DATASET =
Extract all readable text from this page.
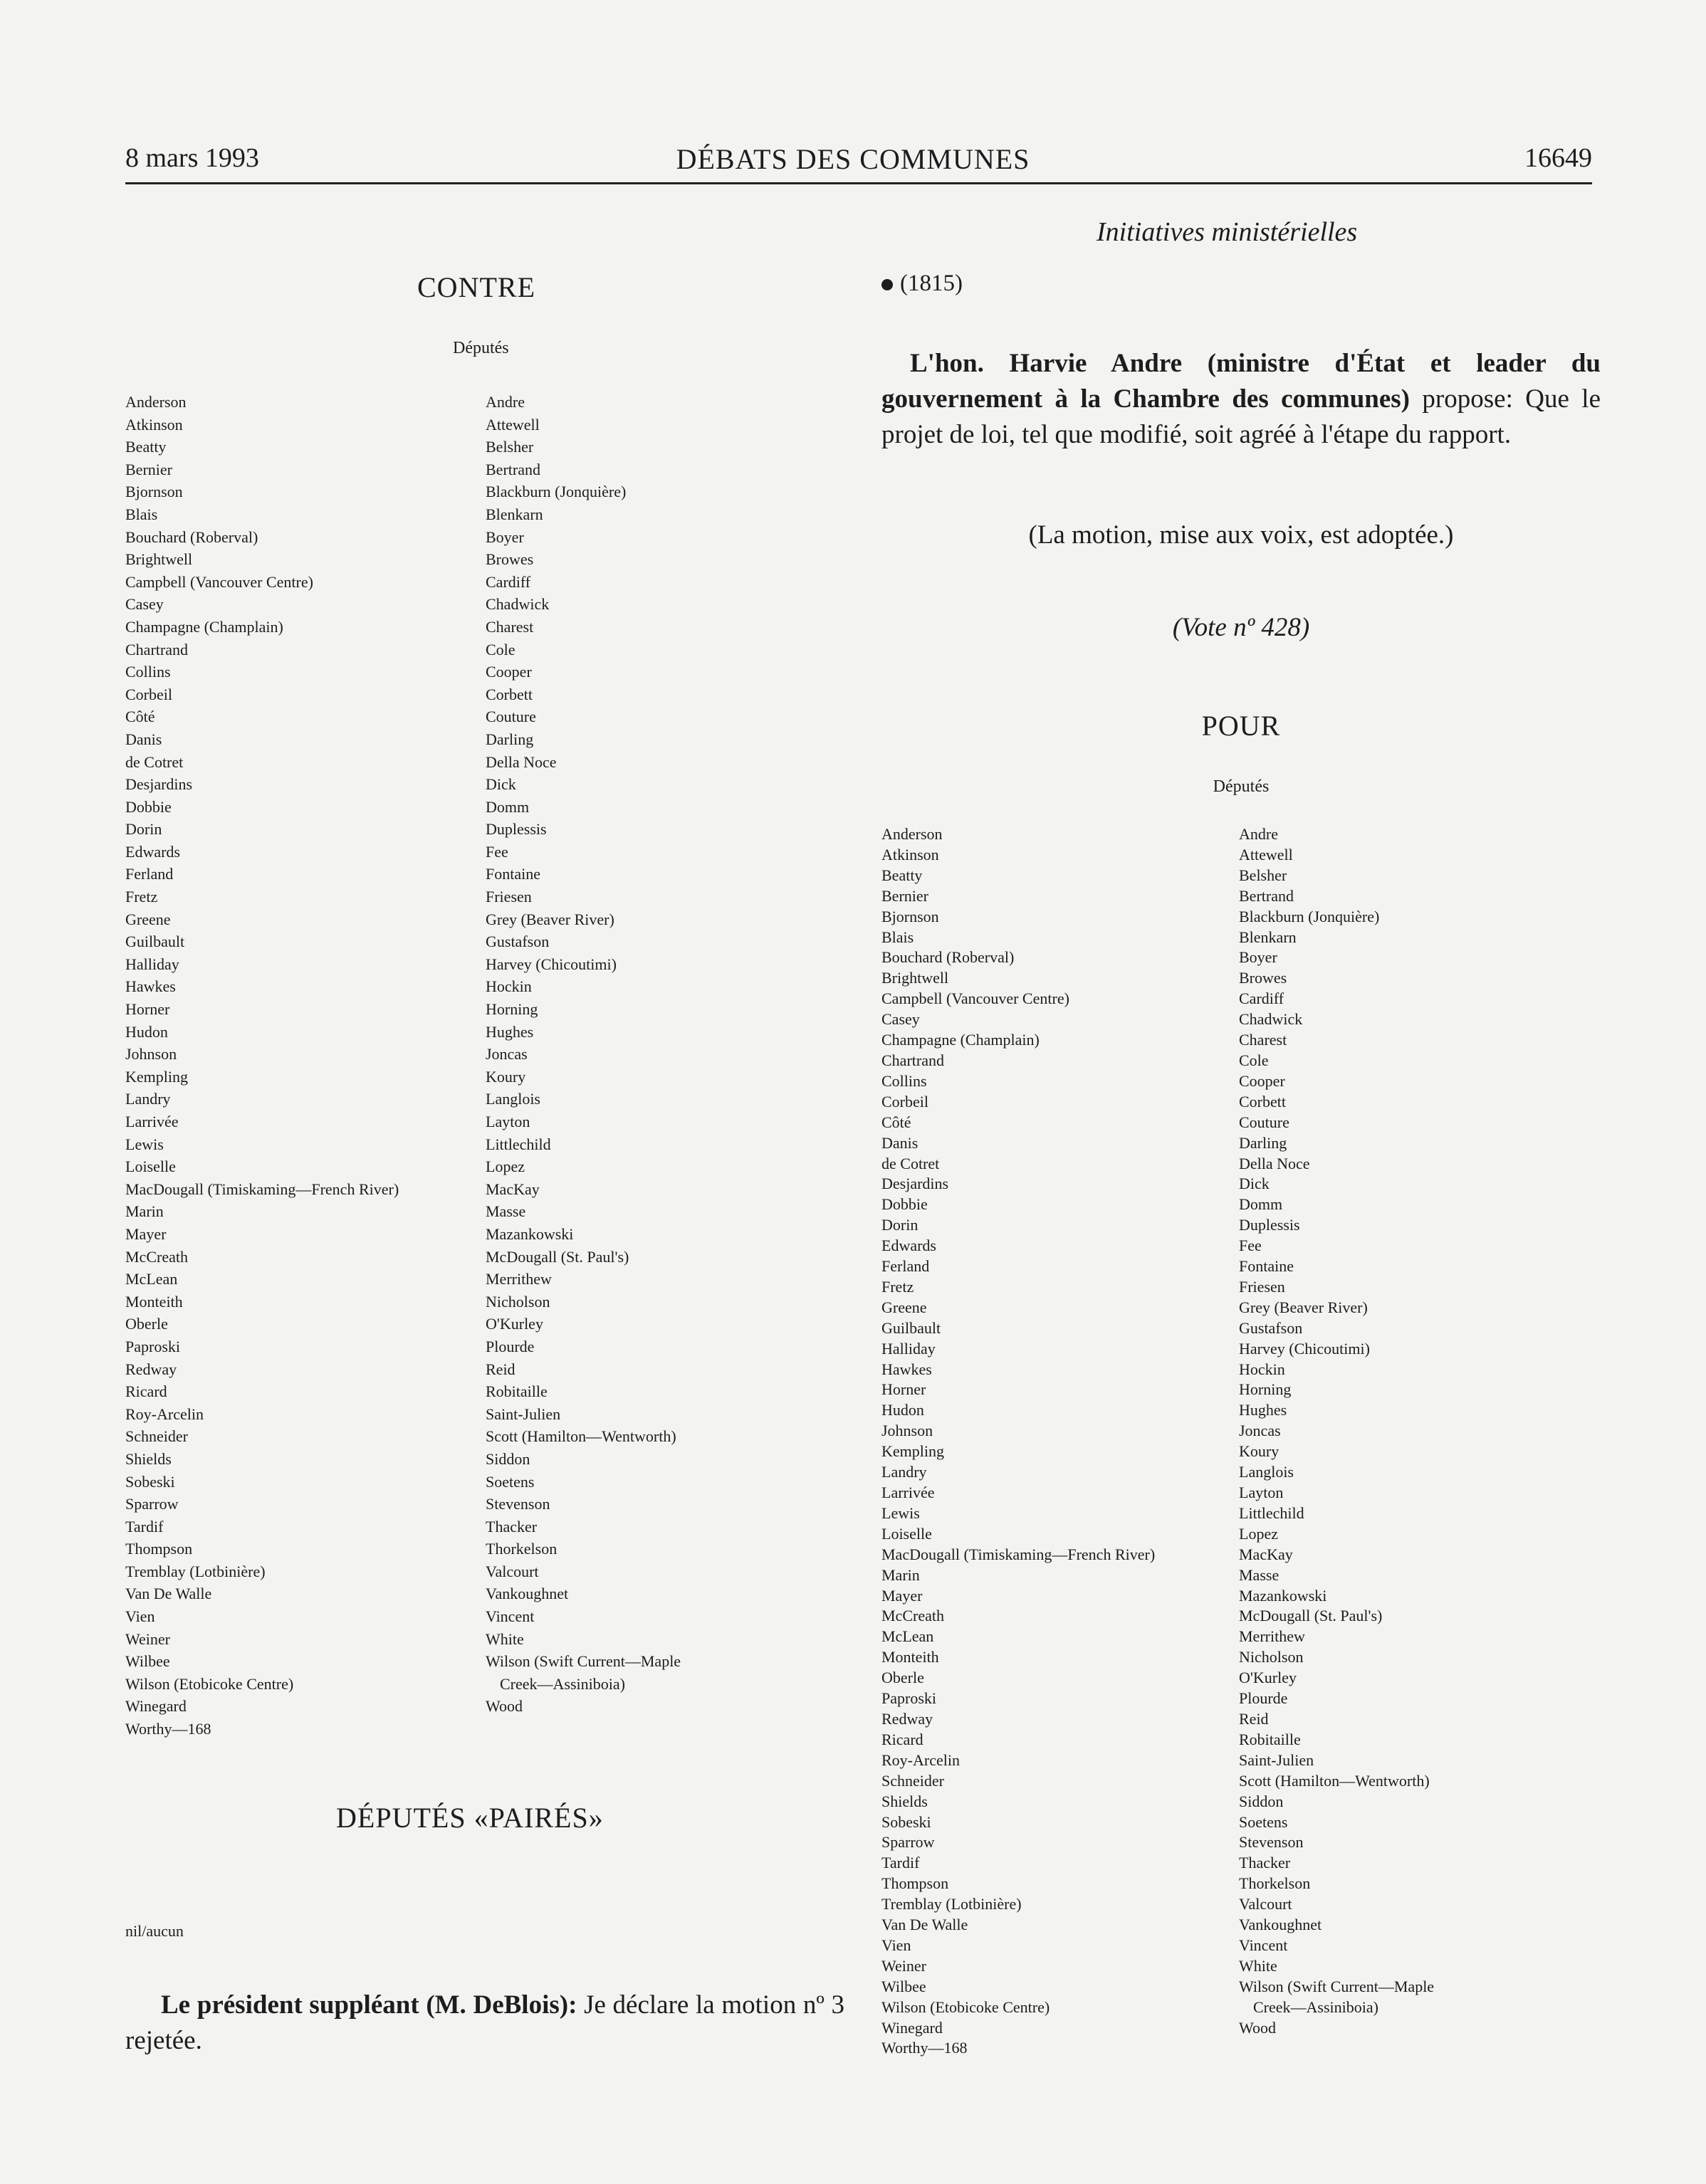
8 mars 1993	DÉBATS DES COMMUNES	16649
Initiatives ministérielles
CONTRE
Députés
Anderson
Atkinson
Beatty
Bernier
Bjornson
Blais
Bouchard (Roberval)
Brightwell
Campbell (Vancouver Centre)
Casey
Champagne (Champlain)
Chartrand
Collins
Corbeil
Côté
Danis
de Cotret
Desjardins
Dobbie
Dorin
Edwards
Ferland
Fretz
Greene
Guilbault
Halliday
Hawkes
Horner
Hudon
Johnson
Kempling
Landry
Larrivée
Lewis
Loiselle
MacDougall (Timiskaming—French River)
Marin
Mayer
McCreath
McLean
Monteith
Oberle
Paproski
Redway
Ricard
Roy-Arcelin
Schneider
Shields
Sobeski
Sparrow
Tardif
Thompson
Tremblay (Lotbinière)
Van De Walle
Vien
Weiner
Wilbee
Wilson (Etobicoke Centre)
Winegard
Worthy—168
Andre
Attewell
Belsher
Bertrand
Blackburn (Jonquière)
Blenkarn
Boyer
Browes
Cardiff
Chadwick
Charest
Cole
Cooper
Corbett
Couture
Darling
Della Noce
Dick
Domm
Duplessis
Fee
Fontaine
Friesen
Grey (Beaver River)
Gustafson
Harvey (Chicoutimi)
Hockin
Horning
Hughes
Joncas
Koury
Langlois
Layton
Littlechild
Lopez
MacKay
Masse
Mazankowski
McDougall (St. Paul's)
Merrithew
Nicholson
O'Kurley
Plourde
Reid
Robitaille
Saint-Julien
Scott (Hamilton—Wentworth)
Siddon
Soetens
Stevenson
Thacker
Thorkelson
Valcourt
Vankoughnet
Vincent
White
Wilson (Swift Current—Maple
Creek—Assiniboia)
Wood
DÉPUTÉS «PAIRÉS»
nil/aucun
Le président suppléant (M. DeBlois): Je déclare la motion nº 3 rejetée.
(1815)
L'hon. Harvie Andre (ministre d'État et leader du gouvernement à la Chambre des communes) propose: Que le projet de loi, tel que modifié, soit agréé à l'étape du rapport.
(La motion, mise aux voix, est adoptée.)
(Vote nº 428)
POUR
Députés
Anderson
Atkinson
Beatty
Bernier
Bjornson
Blais
Bouchard (Roberval)
Brightwell
Campbell (Vancouver Centre)
Casey
Champagne (Champlain)
Chartrand
Collins
Corbeil
Côté
Danis
de Cotret
Desjardins
Dobbie
Dorin
Edwards
Ferland
Fretz
Greene
Guilbault
Halliday
Hawkes
Horner
Hudon
Johnson
Kempling
Landry
Larrivée
Lewis
Loiselle
MacDougall (Timiskaming—French River)
Marin
Mayer
McCreath
McLean
Monteith
Oberle
Paproski
Redway
Ricard
Roy-Arcelin
Schneider
Shields
Sobeski
Sparrow
Tardif
Thompson
Tremblay (Lotbinière)
Van De Walle
Vien
Weiner
Wilbee
Wilson (Etobicoke Centre)
Winegard
Worthy—168
Andre
Attewell
Belsher
Bertrand
Blackburn (Jonquière)
Blenkarn
Boyer
Browes
Cardiff
Chadwick
Charest
Cole
Cooper
Corbett
Couture
Darling
Della Noce
Dick
Domm
Duplessis
Fee
Fontaine
Friesen
Grey (Beaver River)
Gustafson
Harvey (Chicoutimi)
Hockin
Horning
Hughes
Joncas
Koury
Langlois
Layton
Littlechild
Lopez
MacKay
Masse
Mazankowski
McDougall (St. Paul's)
Merrithew
Nicholson
O'Kurley
Plourde
Reid
Robitaille
Saint-Julien
Scott (Hamilton—Wentworth)
Siddon
Soetens
Stevenson
Thacker
Thorkelson
Valcourt
Vankoughnet
Vincent
White
Wilson (Swift Current—Maple
Creek—Assiniboia)
Wood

EXERCISE DIRECTIONS = Every entry should be returned exactly as written, minus the pictures.

FULL RESPONSE =
Extract all readable text from this page.
8 mars 1993	DÉBATS DES COMMUNES	16649
Initiatives ministérielles
CONTRE
Députés
Anderson
Atkinson
Beatty
Bernier
Bjornson
Blais
Bouchard (Roberval)
Brightwell
Campbell (Vancouver Centre)
Casey
Champagne (Champlain)
Chartrand
Collins
Corbeil
Côté
Danis
de Cotret
Desjardins
Dobbie
Dorin
Edwards
Ferland
Fretz
Greene
Guilbault
Halliday
Hawkes
Horner
Hudon
Johnson
Kempling
Landry
Larrivée
Lewis
Loiselle
MacDougall (Timiskaming—French River)
Marin
Mayer
McCreath
McLean
Monteith
Oberle
Paproski
Redway
Ricard
Roy-Arcelin
Schneider
Shields
Sobeski
Sparrow
Tardif
Thompson
Tremblay (Lotbinière)
Van De Walle
Vien
Weiner
Wilbee
Wilson (Etobicoke Centre)
Winegard
Worthy—168
Andre
Attewell
Belsher
Bertrand
Blackburn (Jonquière)
Blenkarn
Boyer
Browes
Cardiff
Chadwick
Charest
Cole
Cooper
Corbett
Couture
Darling
Della Noce
Dick
Domm
Duplessis
Fee
Fontaine
Friesen
Grey (Beaver River)
Gustafson
Harvey (Chicoutimi)
Hockin
Horning
Hughes
Joncas
Koury
Langlois
Layton
Littlechild
Lopez
MacKay
Masse
Mazankowski
McDougall (St. Paul's)
Merrithew
Nicholson
O'Kurley
Plourde
Reid
Robitaille
Saint-Julien
Scott (Hamilton—Wentworth)
Siddon
Soetens
Stevenson
Thacker
Thorkelson
Valcourt
Vankoughnet
Vincent
White
Wilson (Swift Current—Maple
Creek—Assiniboia)
Wood
DÉPUTÉS «PAIRÉS»
nil/aucun
Le président suppléant (M. DeBlois): Je déclare la motion nº 3 rejetée.
(1815)
L'hon. Harvie Andre (ministre d'État et leader du gouvernement à la Chambre des communes) propose: Que le projet de loi, tel que modifié, soit agréé à l'étape du rapport.
(La motion, mise aux voix, est adoptée.)
(Vote nº 428)
POUR
Députés
Anderson
Atkinson
Beatty
Bernier
Bjornson
Blais
Bouchard (Roberval)
Brightwell
Campbell (Vancouver Centre)
Casey
Champagne (Champlain)
Chartrand
Collins
Corbeil
Côté
Danis
de Cotret
Desjardins
Dobbie
Dorin
Edwards
Ferland
Fretz
Greene
Guilbault
Halliday
Hawkes
Horner
Hudon
Johnson
Kempling
Landry
Larrivée
Lewis
Loiselle
MacDougall (Timiskaming—French River)
Marin
Mayer
McCreath
McLean
Monteith
Oberle
Paproski
Redway
Ricard
Roy-Arcelin
Schneider
Shields
Sobeski
Sparrow
Tardif
Thompson
Tremblay (Lotbinière)
Van De Walle
Vien
Weiner
Wilbee
Wilson (Etobicoke Centre)
Winegard
Worthy—168
Andre
Attewell
Belsher
Bertrand
Blackburn (Jonquière)
Blenkarn
Boyer
Browes
Cardiff
Chadwick
Charest
Cole
Cooper
Corbett
Couture
Darling
Della Noce
Dick
Domm
Duplessis
Fee
Fontaine
Friesen
Grey (Beaver River)
Gustafson
Harvey (Chicoutimi)
Hockin
Horning
Hughes
Joncas
Koury
Langlois
Layton
Littlechild
Lopez
MacKay
Masse
Mazankowski
McDougall (St. Paul's)
Merrithew
Nicholson
O'Kurley
Plourde
Reid
Robitaille
Saint-Julien
Scott (Hamilton—Wentworth)
Siddon
Soetens
Stevenson
Thacker
Thorkelson
Valcourt
Vankoughnet
Vincent
White
Wilson (Swift Current—Maple
Creek—Assiniboia)
Wood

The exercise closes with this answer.